Data extract:
-- BEGIN --

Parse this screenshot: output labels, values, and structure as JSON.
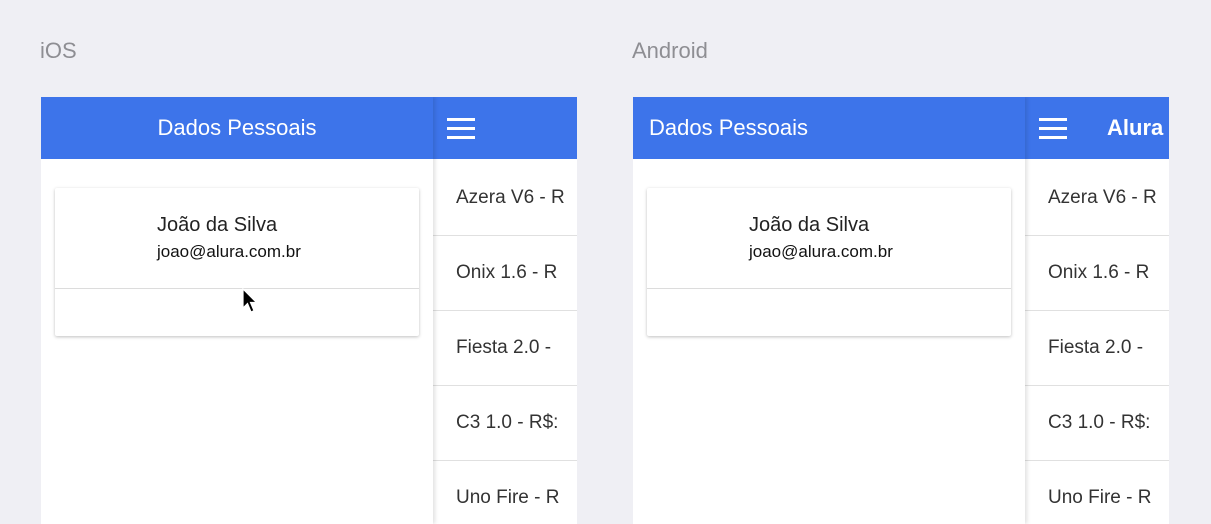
{
  "platforms": [
    {
      "label": "iOS",
      "menu_header": "Dados Pessoais",
      "menu_align": "center",
      "main_title": "",
      "user": {
        "name": "João da Silva",
        "email": "joao@alura.com.br"
      },
      "cars": [
        "Azera V6 - R",
        "Onix 1.6 - R",
        "Fiesta 2.0 -",
        "C3 1.0 - R$:",
        "Uno Fire - R"
      ]
    },
    {
      "label": "Android",
      "menu_header": "Dados Pessoais",
      "menu_align": "left",
      "main_title": "Alura",
      "user": {
        "name": "João da Silva",
        "email": "joao@alura.com.br"
      },
      "cars": [
        "Azera V6 - R",
        "Onix 1.6 - R",
        "Fiesta 2.0 -",
        "C3 1.0 - R$:",
        "Uno Fire - R"
      ]
    }
  ],
  "colors": {
    "header": "#3d74ea",
    "background": "#efeff4"
  }
}
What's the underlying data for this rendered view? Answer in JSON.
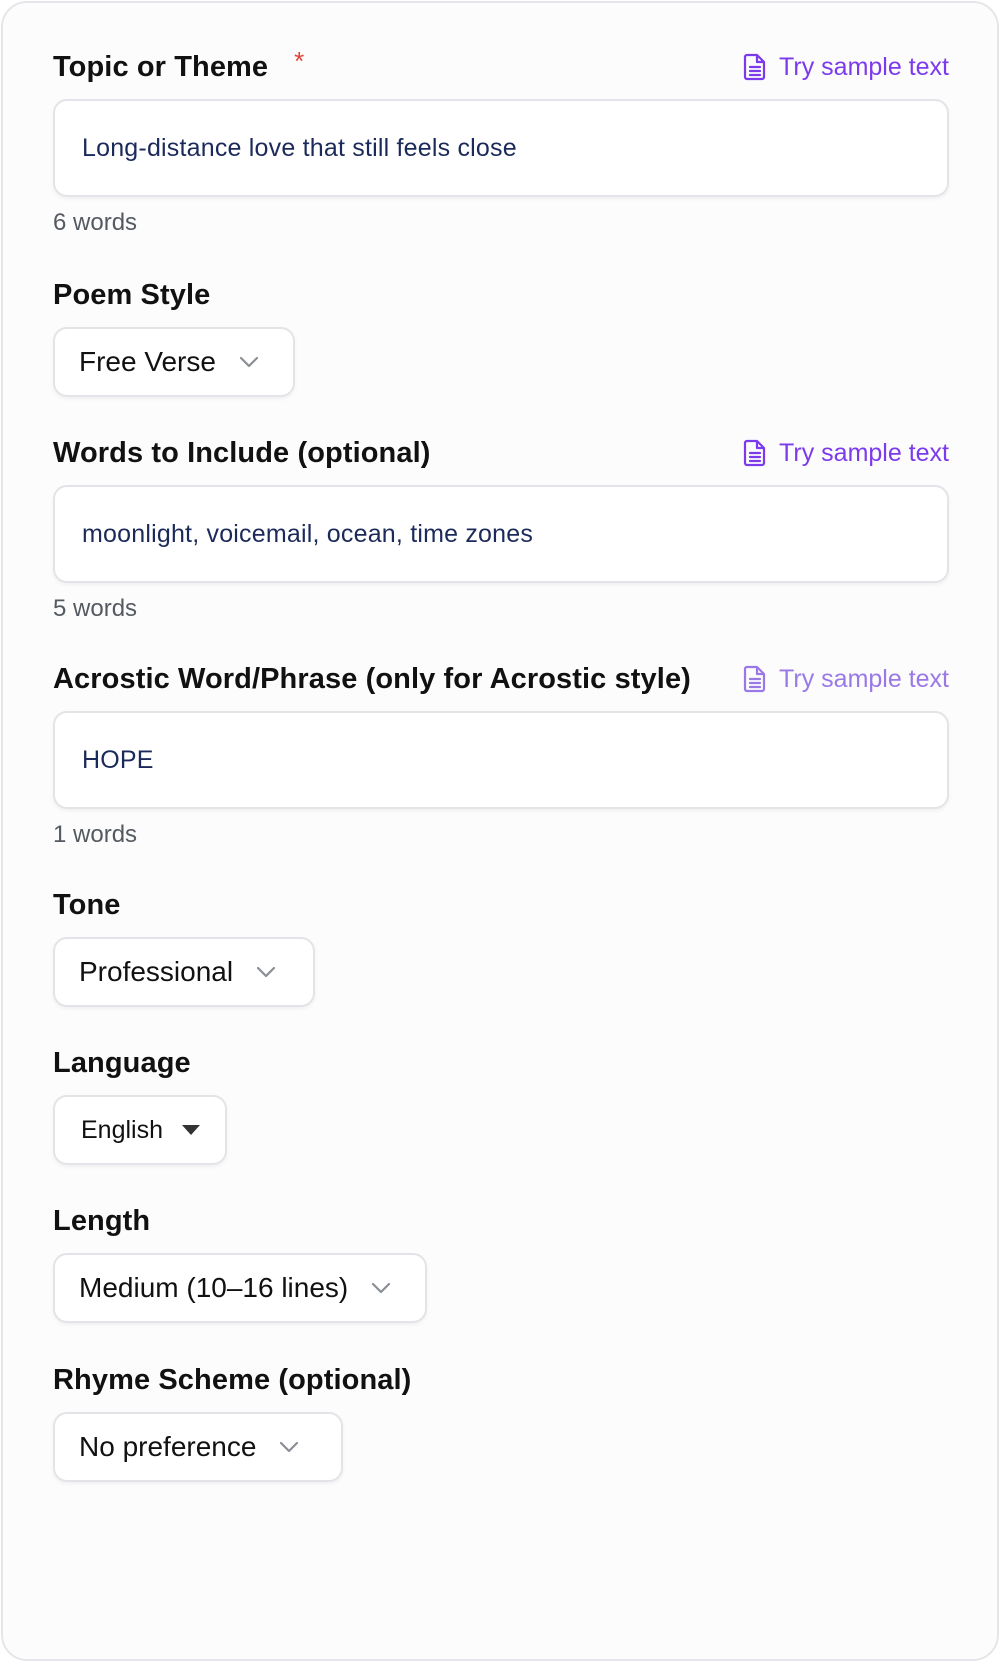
{
  "fields": {
    "topic": {
      "label": "Topic or Theme",
      "required_marker": "*",
      "sample_link": "Try sample text",
      "value": "Long-distance love that still feels close",
      "word_count": "6 words"
    },
    "poem_style": {
      "label": "Poem Style",
      "selected": "Free Verse"
    },
    "words_to_include": {
      "label": "Words to Include (optional)",
      "sample_link": "Try sample text",
      "value": "moonlight, voicemail, ocean, time zones",
      "word_count": "5 words"
    },
    "acrostic": {
      "label": "Acrostic Word/Phrase (only for Acrostic style)",
      "sample_link": "Try sample text",
      "value": "HOPE",
      "word_count": "1 words"
    },
    "tone": {
      "label": "Tone",
      "selected": "Professional"
    },
    "language": {
      "label": "Language",
      "selected": "English"
    },
    "length": {
      "label": "Length",
      "selected": "Medium (10–16 lines)"
    },
    "rhyme_scheme": {
      "label": "Rhyme Scheme (optional)",
      "selected": "No preference"
    }
  },
  "colors": {
    "accent": "#7c3aed",
    "required": "#e0443a",
    "input_text": "#1b2a5a",
    "counter_text": "#555a60"
  },
  "icons": {
    "sample_link": "document-icon",
    "select": "chevron-down-icon",
    "native_select": "caret-down-icon"
  }
}
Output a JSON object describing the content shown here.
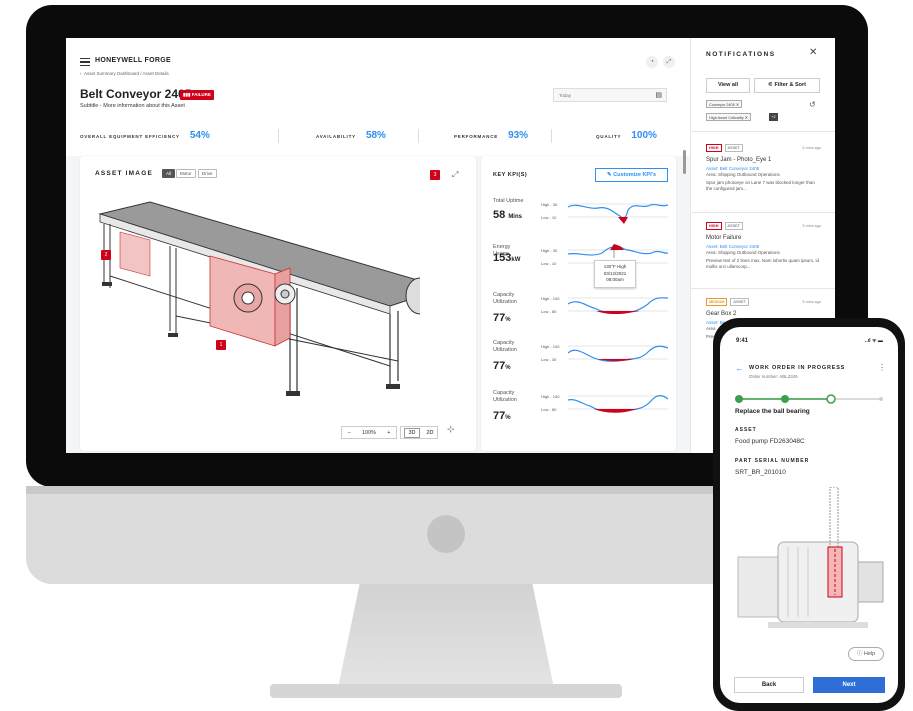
{
  "header": {
    "brand": "HONEYWELL FORGE",
    "breadcrumb": "Asset Summary Dashboard / Asset Details",
    "asset_title": "Belt Conveyor 2405",
    "status_badge": "FAILURE",
    "subtitle": "Subtitle - More information about this Asset",
    "date_placeholder": "Today"
  },
  "kpi_bar": [
    {
      "label": "OVERALL EQUIPMENT EFFICIENCY",
      "value": "54%"
    },
    {
      "label": "AVAILABILITY",
      "value": "58%"
    },
    {
      "label": "PERFORMANCE",
      "value": "93%"
    },
    {
      "label": "QUALITY",
      "value": "100%"
    }
  ],
  "asset_image": {
    "title": "ASSET IMAGE",
    "filters": [
      "All",
      "Motor",
      "Drive"
    ],
    "markers": [
      "3",
      "2",
      "1"
    ],
    "zoom": "100%",
    "zoom_minus": "−",
    "zoom_plus": "+",
    "view_modes": [
      "3D",
      "2D"
    ]
  },
  "key_kpis": {
    "title": "KEY KPI(S)",
    "customize_label": "Customize KPI's",
    "rows": [
      {
        "name": "Total Uptime",
        "value": "58",
        "unit": "Mins",
        "high": "High - 30",
        "low": "Low - 10"
      },
      {
        "name": "Energy Usage",
        "value": "153",
        "unit": "kW",
        "high": "High - 30",
        "low": "Low - 10"
      },
      {
        "name": "Capacity Utilization",
        "value": "77",
        "unit": "%",
        "high": "High - 100",
        "low": "Low - 80"
      },
      {
        "name": "Capacity Utilization",
        "value": "77",
        "unit": "%",
        "high": "High - 100",
        "low": "Low - 30"
      },
      {
        "name": "Capacity Utilization",
        "value": "77",
        "unit": "%",
        "high": "High - 100",
        "low": "Low - 80"
      }
    ],
    "tooltip": {
      "line1": "130°F High",
      "line2": "03/12/2021",
      "line3": "08:00am"
    }
  },
  "notifications": {
    "title": "NOTIFICATIONS",
    "view_all": "View all",
    "filter_sort": "Filter & Sort",
    "tags": [
      "Conveyor 2405",
      "High Asset Criticality"
    ],
    "more_tags": "+2",
    "items": [
      {
        "severity": "HIGH",
        "category": "ASSET",
        "time": "5 mins ago",
        "title": "Spur Jam - Photo_Eye 1",
        "asset": "Asset: Belt Conveyor 2405",
        "area": "Area: Shipping Outbound Operations",
        "desc": "Spur jam photoeye on Lane 7 was blocked longer than the configured jam..."
      },
      {
        "severity": "HIGH",
        "category": "ASSET",
        "time": "5 mins ago",
        "title": "Motor Failure",
        "asset": "Asset: Belt Conveyor 2405",
        "area": "Area: Shipping Outbound Operations",
        "desc": "Preview text of 2 lines max. Nam lobortis quam ipsum, id mollis orci ullamcorp..."
      },
      {
        "severity": "MEDIUM",
        "category": "ASSET",
        "time": "5 mins ago",
        "title": "Gear Box 2",
        "asset": "Asset: Be",
        "area": "Area",
        "desc": "Prev"
      }
    ]
  },
  "mobile": {
    "time": "9:41",
    "status": "..ıl ᯤ ▬",
    "heading": "WORK ORDER IN PROGRESS",
    "order_number": "Order number: ABL2345",
    "current_step": "Replace the ball bearing",
    "asset_label": "ASSET",
    "asset_value": "Food pump FD263048C",
    "serial_label": "PART SERIAL NUMBER",
    "serial_value": "SRT_BR_201010",
    "help": "Help",
    "back": "Back",
    "next": "Next"
  },
  "colors": {
    "accent": "#2d8ff0",
    "alert": "#d0021b",
    "primary_button": "#2d6fd6"
  }
}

-- END --

What is being asked:
Give an exact reproduction of every line, leaving out any picture.

Answer to this task:
Parse this screenshot: output labels, values, and structure as JSON.
{
  "platforms": [
    {
      "label": "iOS",
      "menu_header": "Dados Pessoais",
      "menu_align": "center",
      "main_title": "",
      "user": {
        "name": "João da Silva",
        "email": "joao@alura.com.br"
      },
      "cars": [
        "Azera V6 - R",
        "Onix 1.6 - R",
        "Fiesta 2.0 -",
        "C3 1.0 - R$:",
        "Uno Fire - R"
      ]
    },
    {
      "label": "Android",
      "menu_header": "Dados Pessoais",
      "menu_align": "left",
      "main_title": "Alura",
      "user": {
        "name": "João da Silva",
        "email": "joao@alura.com.br"
      },
      "cars": [
        "Azera V6 - R",
        "Onix 1.6 - R",
        "Fiesta 2.0 -",
        "C3 1.0 - R$:",
        "Uno Fire - R"
      ]
    }
  ],
  "colors": {
    "header": "#3d74ea",
    "background": "#efeff4"
  }
}
What's the underlying data for this rendered view? Answer in JSON.
{
  "fields": {
    "topic": {
      "label": "Topic or Theme",
      "required_marker": "*",
      "sample_link": "Try sample text",
      "value": "Long-distance love that still feels close",
      "word_count": "6 words"
    },
    "poem_style": {
      "label": "Poem Style",
      "selected": "Free Verse"
    },
    "words_to_include": {
      "label": "Words to Include (optional)",
      "sample_link": "Try sample text",
      "value": "moonlight, voicemail, ocean, time zones",
      "word_count": "5 words"
    },
    "acrostic": {
      "label": "Acrostic Word/Phrase (only for Acrostic style)",
      "sample_link": "Try sample text",
      "value": "HOPE",
      "word_count": "1 words"
    },
    "tone": {
      "label": "Tone",
      "selected": "Professional"
    },
    "language": {
      "label": "Language",
      "selected": "English"
    },
    "length": {
      "label": "Length",
      "selected": "Medium (10–16 lines)"
    },
    "rhyme_scheme": {
      "label": "Rhyme Scheme (optional)",
      "selected": "No preference"
    }
  },
  "colors": {
    "accent": "#7c3aed",
    "required": "#e0443a",
    "input_text": "#1b2a5a",
    "counter_text": "#555a60"
  },
  "icons": {
    "sample_link": "document-icon",
    "select": "chevron-down-icon",
    "native_select": "caret-down-icon"
  }
}
Output a JSON object describing the content shown here.
{
  "header": {
    "brand": "HONEYWELL FORGE",
    "breadcrumb": "Asset Summary Dashboard / Asset Details",
    "asset_title": "Belt Conveyor 2405",
    "status_badge": "FAILURE",
    "subtitle": "Subtitle - More information about this Asset",
    "date_placeholder": "Today"
  },
  "kpi_bar": [
    {
      "label": "OVERALL EQUIPMENT EFFICIENCY",
      "value": "54%"
    },
    {
      "label": "AVAILABILITY",
      "value": "58%"
    },
    {
      "label": "PERFORMANCE",
      "value": "93%"
    },
    {
      "label": "QUALITY",
      "value": "100%"
    }
  ],
  "asset_image": {
    "title": "ASSET IMAGE",
    "filters": [
      "All",
      "Motor",
      "Drive"
    ],
    "markers": [
      "3",
      "2",
      "1"
    ],
    "zoom": "100%",
    "zoom_minus": "−",
    "zoom_plus": "+",
    "view_modes": [
      "3D",
      "2D"
    ]
  },
  "key_kpis": {
    "title": "KEY KPI(S)",
    "customize_label": "Customize KPI's",
    "rows": [
      {
        "name": "Total Uptime",
        "value": "58",
        "unit": "Mins",
        "high": "High - 30",
        "low": "Low - 10"
      },
      {
        "name": "Energy Usage",
        "value": "153",
        "unit": "kW",
        "high": "High - 30",
        "low": "Low - 10"
      },
      {
        "name": "Capacity Utilization",
        "value": "77",
        "unit": "%",
        "high": "High - 100",
        "low": "Low - 80"
      },
      {
        "name": "Capacity Utilization",
        "value": "77",
        "unit": "%",
        "high": "High - 100",
        "low": "Low - 30"
      },
      {
        "name": "Capacity Utilization",
        "value": "77",
        "unit": "%",
        "high": "High - 100",
        "low": "Low - 80"
      }
    ],
    "tooltip": {
      "line1": "130°F High",
      "line2": "03/12/2021",
      "line3": "08:00am"
    }
  },
  "notifications": {
    "title": "NOTIFICATIONS",
    "view_all": "View all",
    "filter_sort": "Filter & Sort",
    "tags": [
      "Conveyor 2405",
      "High Asset Criticality"
    ],
    "more_tags": "+2",
    "items": [
      {
        "severity": "HIGH",
        "category": "ASSET",
        "time": "5 mins ago",
        "title": "Spur Jam - Photo_Eye 1",
        "asset": "Asset: Belt Conveyor 2405",
        "area": "Area: Shipping Outbound Operations",
        "desc": "Spur jam photoeye on Lane 7 was blocked longer than the configured jam..."
      },
      {
        "severity": "HIGH",
        "category": "ASSET",
        "time": "5 mins ago",
        "title": "Motor Failure",
        "asset": "Asset: Belt Conveyor 2405",
        "area": "Area: Shipping Outbound Operations",
        "desc": "Preview text of 2 lines max. Nam lobortis quam ipsum, id mollis orci ullamcorp..."
      },
      {
        "severity": "MEDIUM",
        "category": "ASSET",
        "time": "5 mins ago",
        "title": "Gear Box 2",
        "asset": "Asset: Be",
        "area": "Area",
        "desc": "Prev"
      }
    ]
  },
  "mobile": {
    "time": "9:41",
    "status": "..ıl ᯤ ▬",
    "heading": "WORK ORDER IN PROGRESS",
    "order_number": "Order number: ABL2345",
    "current_step": "Replace the ball bearing",
    "asset_label": "ASSET",
    "asset_value": "Food pump FD263048C",
    "serial_label": "PART SERIAL NUMBER",
    "serial_value": "SRT_BR_201010",
    "help": "Help",
    "back": "Back",
    "next": "Next"
  },
  "colors": {
    "accent": "#2d8ff0",
    "alert": "#d0021b",
    "primary_button": "#2d6fd6"
  }
}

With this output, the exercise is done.